DATA ROWS start

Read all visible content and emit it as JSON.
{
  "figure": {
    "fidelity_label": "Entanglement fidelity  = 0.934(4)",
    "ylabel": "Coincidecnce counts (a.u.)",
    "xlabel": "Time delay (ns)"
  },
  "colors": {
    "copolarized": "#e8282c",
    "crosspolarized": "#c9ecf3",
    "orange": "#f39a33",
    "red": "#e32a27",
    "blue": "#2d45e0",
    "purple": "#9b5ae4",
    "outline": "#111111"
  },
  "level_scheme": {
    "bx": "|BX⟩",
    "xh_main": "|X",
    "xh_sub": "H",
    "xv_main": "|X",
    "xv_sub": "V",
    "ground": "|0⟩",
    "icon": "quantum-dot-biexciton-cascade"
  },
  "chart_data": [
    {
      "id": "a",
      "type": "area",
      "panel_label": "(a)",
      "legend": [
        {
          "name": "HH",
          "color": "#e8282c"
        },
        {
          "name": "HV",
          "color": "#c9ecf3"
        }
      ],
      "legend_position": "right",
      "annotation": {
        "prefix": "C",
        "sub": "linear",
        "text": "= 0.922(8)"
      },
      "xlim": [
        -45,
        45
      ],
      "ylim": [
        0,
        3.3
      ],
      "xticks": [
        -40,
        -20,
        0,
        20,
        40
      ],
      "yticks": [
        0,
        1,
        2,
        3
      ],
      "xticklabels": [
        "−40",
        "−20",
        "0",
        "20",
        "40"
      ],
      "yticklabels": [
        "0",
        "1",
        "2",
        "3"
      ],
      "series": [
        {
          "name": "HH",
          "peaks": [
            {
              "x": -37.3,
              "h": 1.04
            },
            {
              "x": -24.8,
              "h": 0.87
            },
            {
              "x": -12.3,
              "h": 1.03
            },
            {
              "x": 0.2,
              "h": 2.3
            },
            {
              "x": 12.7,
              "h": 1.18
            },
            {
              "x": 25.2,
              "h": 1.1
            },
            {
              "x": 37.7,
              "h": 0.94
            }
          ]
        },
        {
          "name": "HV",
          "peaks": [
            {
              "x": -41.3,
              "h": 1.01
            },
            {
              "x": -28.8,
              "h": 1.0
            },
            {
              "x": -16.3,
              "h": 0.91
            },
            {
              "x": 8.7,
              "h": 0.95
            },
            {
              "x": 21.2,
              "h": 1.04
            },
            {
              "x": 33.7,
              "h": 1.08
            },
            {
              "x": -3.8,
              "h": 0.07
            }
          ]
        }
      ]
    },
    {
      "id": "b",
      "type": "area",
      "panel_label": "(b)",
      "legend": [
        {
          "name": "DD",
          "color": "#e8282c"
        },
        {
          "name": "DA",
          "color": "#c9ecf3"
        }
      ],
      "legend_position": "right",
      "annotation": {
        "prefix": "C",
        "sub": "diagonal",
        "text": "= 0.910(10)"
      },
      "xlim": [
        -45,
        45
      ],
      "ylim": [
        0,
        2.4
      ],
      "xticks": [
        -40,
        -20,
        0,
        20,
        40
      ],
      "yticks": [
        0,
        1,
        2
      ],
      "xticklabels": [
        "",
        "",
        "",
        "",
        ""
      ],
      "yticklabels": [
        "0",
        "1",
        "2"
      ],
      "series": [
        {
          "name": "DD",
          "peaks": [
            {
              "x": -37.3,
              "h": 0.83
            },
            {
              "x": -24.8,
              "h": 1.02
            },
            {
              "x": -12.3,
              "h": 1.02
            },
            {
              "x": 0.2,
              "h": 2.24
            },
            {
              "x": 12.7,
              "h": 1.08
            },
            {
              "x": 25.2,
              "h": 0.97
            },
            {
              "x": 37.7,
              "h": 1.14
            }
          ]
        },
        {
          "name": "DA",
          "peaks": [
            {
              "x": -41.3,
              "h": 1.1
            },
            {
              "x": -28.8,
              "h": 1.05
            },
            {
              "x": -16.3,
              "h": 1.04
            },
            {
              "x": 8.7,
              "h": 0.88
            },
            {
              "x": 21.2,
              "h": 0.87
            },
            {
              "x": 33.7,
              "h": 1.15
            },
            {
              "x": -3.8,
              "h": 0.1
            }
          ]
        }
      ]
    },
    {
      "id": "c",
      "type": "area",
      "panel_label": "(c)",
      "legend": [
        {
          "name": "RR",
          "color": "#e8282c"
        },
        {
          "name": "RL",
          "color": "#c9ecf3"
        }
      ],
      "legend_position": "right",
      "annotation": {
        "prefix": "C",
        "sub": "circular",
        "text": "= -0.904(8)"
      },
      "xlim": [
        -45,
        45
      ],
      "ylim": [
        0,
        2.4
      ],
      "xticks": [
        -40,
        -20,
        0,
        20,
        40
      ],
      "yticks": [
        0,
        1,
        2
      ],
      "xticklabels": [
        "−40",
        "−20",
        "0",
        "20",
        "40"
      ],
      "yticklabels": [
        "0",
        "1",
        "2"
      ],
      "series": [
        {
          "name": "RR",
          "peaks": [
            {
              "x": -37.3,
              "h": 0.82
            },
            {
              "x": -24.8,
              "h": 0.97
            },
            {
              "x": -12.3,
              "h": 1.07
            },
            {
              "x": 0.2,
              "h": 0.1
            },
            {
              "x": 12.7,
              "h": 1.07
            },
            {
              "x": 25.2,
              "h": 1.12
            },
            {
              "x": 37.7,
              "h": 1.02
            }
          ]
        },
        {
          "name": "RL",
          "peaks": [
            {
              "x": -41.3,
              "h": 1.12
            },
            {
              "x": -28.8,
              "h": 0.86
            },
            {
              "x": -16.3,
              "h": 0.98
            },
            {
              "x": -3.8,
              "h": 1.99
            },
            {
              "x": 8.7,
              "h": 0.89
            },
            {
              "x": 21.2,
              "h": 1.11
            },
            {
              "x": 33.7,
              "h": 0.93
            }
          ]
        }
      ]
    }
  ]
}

DATA ROWS end

> STATED EXERCISE
Extract the whole listing, character for character.

> EXERCISE RESULT
Read all visible content and emit it as JSON.
{
  "figure": {
    "fidelity_label": "Entanglement fidelity  = 0.934(4)",
    "ylabel": "Coincidecnce counts (a.u.)",
    "xlabel": "Time delay (ns)"
  },
  "colors": {
    "copolarized": "#e8282c",
    "crosspolarized": "#c9ecf3",
    "orange": "#f39a33",
    "red": "#e32a27",
    "blue": "#2d45e0",
    "purple": "#9b5ae4",
    "outline": "#111111"
  },
  "level_scheme": {
    "bx": "|BX⟩",
    "xh_main": "|X",
    "xh_sub": "H",
    "xv_main": "|X",
    "xv_sub": "V",
    "ground": "|0⟩",
    "icon": "quantum-dot-biexciton-cascade"
  },
  "chart_data": [
    {
      "id": "a",
      "type": "area",
      "panel_label": "(a)",
      "legend": [
        {
          "name": "HH",
          "color": "#e8282c"
        },
        {
          "name": "HV",
          "color": "#c9ecf3"
        }
      ],
      "legend_position": "right",
      "annotation": {
        "prefix": "C",
        "sub": "linear",
        "text": "= 0.922(8)"
      },
      "xlim": [
        -45,
        45
      ],
      "ylim": [
        0,
        3.3
      ],
      "xticks": [
        -40,
        -20,
        0,
        20,
        40
      ],
      "yticks": [
        0,
        1,
        2,
        3
      ],
      "xticklabels": [
        "−40",
        "−20",
        "0",
        "20",
        "40"
      ],
      "yticklabels": [
        "0",
        "1",
        "2",
        "3"
      ],
      "series": [
        {
          "name": "HH",
          "peaks": [
            {
              "x": -37.3,
              "h": 1.04
            },
            {
              "x": -24.8,
              "h": 0.87
            },
            {
              "x": -12.3,
              "h": 1.03
            },
            {
              "x": 0.2,
              "h": 2.3
            },
            {
              "x": 12.7,
              "h": 1.18
            },
            {
              "x": 25.2,
              "h": 1.1
            },
            {
              "x": 37.7,
              "h": 0.94
            }
          ]
        },
        {
          "name": "HV",
          "peaks": [
            {
              "x": -41.3,
              "h": 1.01
            },
            {
              "x": -28.8,
              "h": 1.0
            },
            {
              "x": -16.3,
              "h": 0.91
            },
            {
              "x": 8.7,
              "h": 0.95
            },
            {
              "x": 21.2,
              "h": 1.04
            },
            {
              "x": 33.7,
              "h": 1.08
            },
            {
              "x": -3.8,
              "h": 0.07
            }
          ]
        }
      ]
    },
    {
      "id": "b",
      "type": "area",
      "panel_label": "(b)",
      "legend": [
        {
          "name": "DD",
          "color": "#e8282c"
        },
        {
          "name": "DA",
          "color": "#c9ecf3"
        }
      ],
      "legend_position": "right",
      "annotation": {
        "prefix": "C",
        "sub": "diagonal",
        "text": "= 0.910(10)"
      },
      "xlim": [
        -45,
        45
      ],
      "ylim": [
        0,
        2.4
      ],
      "xticks": [
        -40,
        -20,
        0,
        20,
        40
      ],
      "yticks": [
        0,
        1,
        2
      ],
      "xticklabels": [
        "",
        "",
        "",
        "",
        ""
      ],
      "yticklabels": [
        "0",
        "1",
        "2"
      ],
      "series": [
        {
          "name": "DD",
          "peaks": [
            {
              "x": -37.3,
              "h": 0.83
            },
            {
              "x": -24.8,
              "h": 1.02
            },
            {
              "x": -12.3,
              "h": 1.02
            },
            {
              "x": 0.2,
              "h": 2.24
            },
            {
              "x": 12.7,
              "h": 1.08
            },
            {
              "x": 25.2,
              "h": 0.97
            },
            {
              "x": 37.7,
              "h": 1.14
            }
          ]
        },
        {
          "name": "DA",
          "peaks": [
            {
              "x": -41.3,
              "h": 1.1
            },
            {
              "x": -28.8,
              "h": 1.05
            },
            {
              "x": -16.3,
              "h": 1.04
            },
            {
              "x": 8.7,
              "h": 0.88
            },
            {
              "x": 21.2,
              "h": 0.87
            },
            {
              "x": 33.7,
              "h": 1.15
            },
            {
              "x": -3.8,
              "h": 0.1
            }
          ]
        }
      ]
    },
    {
      "id": "c",
      "type": "area",
      "panel_label": "(c)",
      "legend": [
        {
          "name": "RR",
          "color": "#e8282c"
        },
        {
          "name": "RL",
          "color": "#c9ecf3"
        }
      ],
      "legend_position": "right",
      "annotation": {
        "prefix": "C",
        "sub": "circular",
        "text": "= -0.904(8)"
      },
      "xlim": [
        -45,
        45
      ],
      "ylim": [
        0,
        2.4
      ],
      "xticks": [
        -40,
        -20,
        0,
        20,
        40
      ],
      "yticks": [
        0,
        1,
        2
      ],
      "xticklabels": [
        "−40",
        "−20",
        "0",
        "20",
        "40"
      ],
      "yticklabels": [
        "0",
        "1",
        "2"
      ],
      "series": [
        {
          "name": "RR",
          "peaks": [
            {
              "x": -37.3,
              "h": 0.82
            },
            {
              "x": -24.8,
              "h": 0.97
            },
            {
              "x": -12.3,
              "h": 1.07
            },
            {
              "x": 0.2,
              "h": 0.1
            },
            {
              "x": 12.7,
              "h": 1.07
            },
            {
              "x": 25.2,
              "h": 1.12
            },
            {
              "x": 37.7,
              "h": 1.02
            }
          ]
        },
        {
          "name": "RL",
          "peaks": [
            {
              "x": -41.3,
              "h": 1.12
            },
            {
              "x": -28.8,
              "h": 0.86
            },
            {
              "x": -16.3,
              "h": 0.98
            },
            {
              "x": -3.8,
              "h": 1.99
            },
            {
              "x": 8.7,
              "h": 0.89
            },
            {
              "x": 21.2,
              "h": 1.11
            },
            {
              "x": 33.7,
              "h": 0.93
            }
          ]
        }
      ]
    }
  ]
}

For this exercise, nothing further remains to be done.